>>>>
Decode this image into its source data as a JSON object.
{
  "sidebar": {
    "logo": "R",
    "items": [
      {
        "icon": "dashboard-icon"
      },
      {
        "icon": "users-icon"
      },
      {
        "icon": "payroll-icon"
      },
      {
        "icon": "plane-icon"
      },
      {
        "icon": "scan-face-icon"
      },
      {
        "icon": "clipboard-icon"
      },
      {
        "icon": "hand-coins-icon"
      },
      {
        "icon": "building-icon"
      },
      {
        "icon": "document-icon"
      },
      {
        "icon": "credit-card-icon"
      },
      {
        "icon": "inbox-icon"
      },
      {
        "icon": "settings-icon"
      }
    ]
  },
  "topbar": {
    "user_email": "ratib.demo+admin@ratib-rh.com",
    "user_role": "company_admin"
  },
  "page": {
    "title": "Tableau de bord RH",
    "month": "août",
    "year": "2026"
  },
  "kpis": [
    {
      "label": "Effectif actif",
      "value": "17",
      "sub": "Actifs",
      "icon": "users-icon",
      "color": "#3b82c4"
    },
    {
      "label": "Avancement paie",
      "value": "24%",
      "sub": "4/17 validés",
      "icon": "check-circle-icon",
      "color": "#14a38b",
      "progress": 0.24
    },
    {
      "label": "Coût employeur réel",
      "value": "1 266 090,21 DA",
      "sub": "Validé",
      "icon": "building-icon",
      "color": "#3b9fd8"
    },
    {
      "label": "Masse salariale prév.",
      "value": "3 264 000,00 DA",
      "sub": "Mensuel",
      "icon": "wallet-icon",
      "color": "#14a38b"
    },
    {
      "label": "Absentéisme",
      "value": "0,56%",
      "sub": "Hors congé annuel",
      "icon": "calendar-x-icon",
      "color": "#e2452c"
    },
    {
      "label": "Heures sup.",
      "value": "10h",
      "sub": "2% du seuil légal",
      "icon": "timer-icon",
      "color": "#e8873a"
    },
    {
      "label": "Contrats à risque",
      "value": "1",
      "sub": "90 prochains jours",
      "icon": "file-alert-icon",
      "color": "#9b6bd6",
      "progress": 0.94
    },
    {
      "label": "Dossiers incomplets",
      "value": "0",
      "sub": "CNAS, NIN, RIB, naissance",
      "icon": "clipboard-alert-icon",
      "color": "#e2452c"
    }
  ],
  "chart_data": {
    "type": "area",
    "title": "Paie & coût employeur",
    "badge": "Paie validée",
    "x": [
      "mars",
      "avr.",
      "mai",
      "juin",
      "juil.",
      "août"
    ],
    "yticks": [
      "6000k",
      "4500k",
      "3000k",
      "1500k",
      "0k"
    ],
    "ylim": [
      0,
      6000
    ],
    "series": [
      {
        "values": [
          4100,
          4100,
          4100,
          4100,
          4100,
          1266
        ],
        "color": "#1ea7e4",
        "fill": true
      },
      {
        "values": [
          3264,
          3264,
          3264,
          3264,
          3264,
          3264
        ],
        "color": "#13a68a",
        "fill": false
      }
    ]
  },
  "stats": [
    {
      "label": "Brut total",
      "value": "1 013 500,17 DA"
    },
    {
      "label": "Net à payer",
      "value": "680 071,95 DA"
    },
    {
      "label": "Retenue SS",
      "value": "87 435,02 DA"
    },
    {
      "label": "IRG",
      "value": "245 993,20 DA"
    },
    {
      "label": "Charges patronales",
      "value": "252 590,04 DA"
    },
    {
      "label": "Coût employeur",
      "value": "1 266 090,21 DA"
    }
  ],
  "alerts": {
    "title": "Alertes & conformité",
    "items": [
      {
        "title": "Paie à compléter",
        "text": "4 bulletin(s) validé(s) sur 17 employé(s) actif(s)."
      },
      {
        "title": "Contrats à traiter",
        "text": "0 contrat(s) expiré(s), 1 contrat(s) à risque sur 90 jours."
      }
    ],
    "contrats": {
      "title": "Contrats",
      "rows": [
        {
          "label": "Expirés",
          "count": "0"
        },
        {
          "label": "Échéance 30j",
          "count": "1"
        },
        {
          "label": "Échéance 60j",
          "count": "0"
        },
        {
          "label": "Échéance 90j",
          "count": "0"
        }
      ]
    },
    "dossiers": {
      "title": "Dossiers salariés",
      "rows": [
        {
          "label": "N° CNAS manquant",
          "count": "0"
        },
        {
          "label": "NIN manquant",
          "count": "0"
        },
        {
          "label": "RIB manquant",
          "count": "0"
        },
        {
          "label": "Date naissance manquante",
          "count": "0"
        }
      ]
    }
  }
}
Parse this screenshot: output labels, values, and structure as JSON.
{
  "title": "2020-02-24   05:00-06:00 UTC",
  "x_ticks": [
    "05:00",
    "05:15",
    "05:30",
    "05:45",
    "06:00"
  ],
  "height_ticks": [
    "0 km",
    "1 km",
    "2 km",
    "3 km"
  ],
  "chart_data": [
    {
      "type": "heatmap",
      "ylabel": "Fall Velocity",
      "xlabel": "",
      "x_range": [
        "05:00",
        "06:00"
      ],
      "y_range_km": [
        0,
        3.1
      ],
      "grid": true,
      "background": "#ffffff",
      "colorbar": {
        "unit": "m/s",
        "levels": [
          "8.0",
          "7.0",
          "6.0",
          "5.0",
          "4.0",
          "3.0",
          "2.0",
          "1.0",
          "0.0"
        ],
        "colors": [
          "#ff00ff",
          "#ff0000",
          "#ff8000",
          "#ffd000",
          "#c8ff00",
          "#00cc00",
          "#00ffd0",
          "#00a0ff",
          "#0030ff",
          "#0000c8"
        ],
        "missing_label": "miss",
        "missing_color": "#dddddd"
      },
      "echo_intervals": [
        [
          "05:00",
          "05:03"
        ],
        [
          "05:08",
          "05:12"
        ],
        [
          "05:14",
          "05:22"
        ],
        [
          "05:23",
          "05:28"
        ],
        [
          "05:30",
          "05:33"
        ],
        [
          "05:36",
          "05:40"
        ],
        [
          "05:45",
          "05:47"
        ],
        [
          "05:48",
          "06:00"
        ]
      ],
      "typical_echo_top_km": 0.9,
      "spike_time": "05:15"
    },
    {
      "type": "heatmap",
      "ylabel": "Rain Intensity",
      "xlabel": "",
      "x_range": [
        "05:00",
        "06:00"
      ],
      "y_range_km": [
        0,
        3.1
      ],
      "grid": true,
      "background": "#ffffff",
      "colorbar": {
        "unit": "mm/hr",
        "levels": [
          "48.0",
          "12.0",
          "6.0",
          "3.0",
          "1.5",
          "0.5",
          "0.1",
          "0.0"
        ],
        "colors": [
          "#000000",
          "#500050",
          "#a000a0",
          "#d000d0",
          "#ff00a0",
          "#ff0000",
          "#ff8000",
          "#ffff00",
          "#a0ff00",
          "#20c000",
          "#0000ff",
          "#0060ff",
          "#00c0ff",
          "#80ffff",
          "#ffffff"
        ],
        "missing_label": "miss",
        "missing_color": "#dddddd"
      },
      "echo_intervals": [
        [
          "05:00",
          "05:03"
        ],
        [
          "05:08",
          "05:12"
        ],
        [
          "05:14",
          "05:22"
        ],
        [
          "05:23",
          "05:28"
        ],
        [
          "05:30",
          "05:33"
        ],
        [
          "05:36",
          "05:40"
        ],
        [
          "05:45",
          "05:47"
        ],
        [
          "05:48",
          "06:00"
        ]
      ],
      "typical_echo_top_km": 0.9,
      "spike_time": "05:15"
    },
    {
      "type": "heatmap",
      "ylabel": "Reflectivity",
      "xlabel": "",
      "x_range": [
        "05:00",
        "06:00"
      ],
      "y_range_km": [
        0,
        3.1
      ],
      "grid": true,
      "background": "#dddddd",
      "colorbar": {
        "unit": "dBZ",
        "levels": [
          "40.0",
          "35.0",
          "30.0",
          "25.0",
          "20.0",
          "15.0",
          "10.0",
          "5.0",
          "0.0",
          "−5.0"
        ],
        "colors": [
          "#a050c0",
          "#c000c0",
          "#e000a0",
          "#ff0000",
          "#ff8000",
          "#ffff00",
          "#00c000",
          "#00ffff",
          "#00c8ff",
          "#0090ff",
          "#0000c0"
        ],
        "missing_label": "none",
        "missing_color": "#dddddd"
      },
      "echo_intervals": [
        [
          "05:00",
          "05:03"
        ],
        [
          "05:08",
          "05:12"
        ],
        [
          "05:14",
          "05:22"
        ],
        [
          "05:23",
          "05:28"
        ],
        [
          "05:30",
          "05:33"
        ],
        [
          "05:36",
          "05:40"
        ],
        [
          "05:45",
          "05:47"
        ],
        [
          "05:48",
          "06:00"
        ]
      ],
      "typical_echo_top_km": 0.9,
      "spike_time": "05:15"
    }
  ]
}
<<<<
• _Work instructions_: Report how many lines of the data hold the string "JSON"; give only the number.

• _Task result_: 2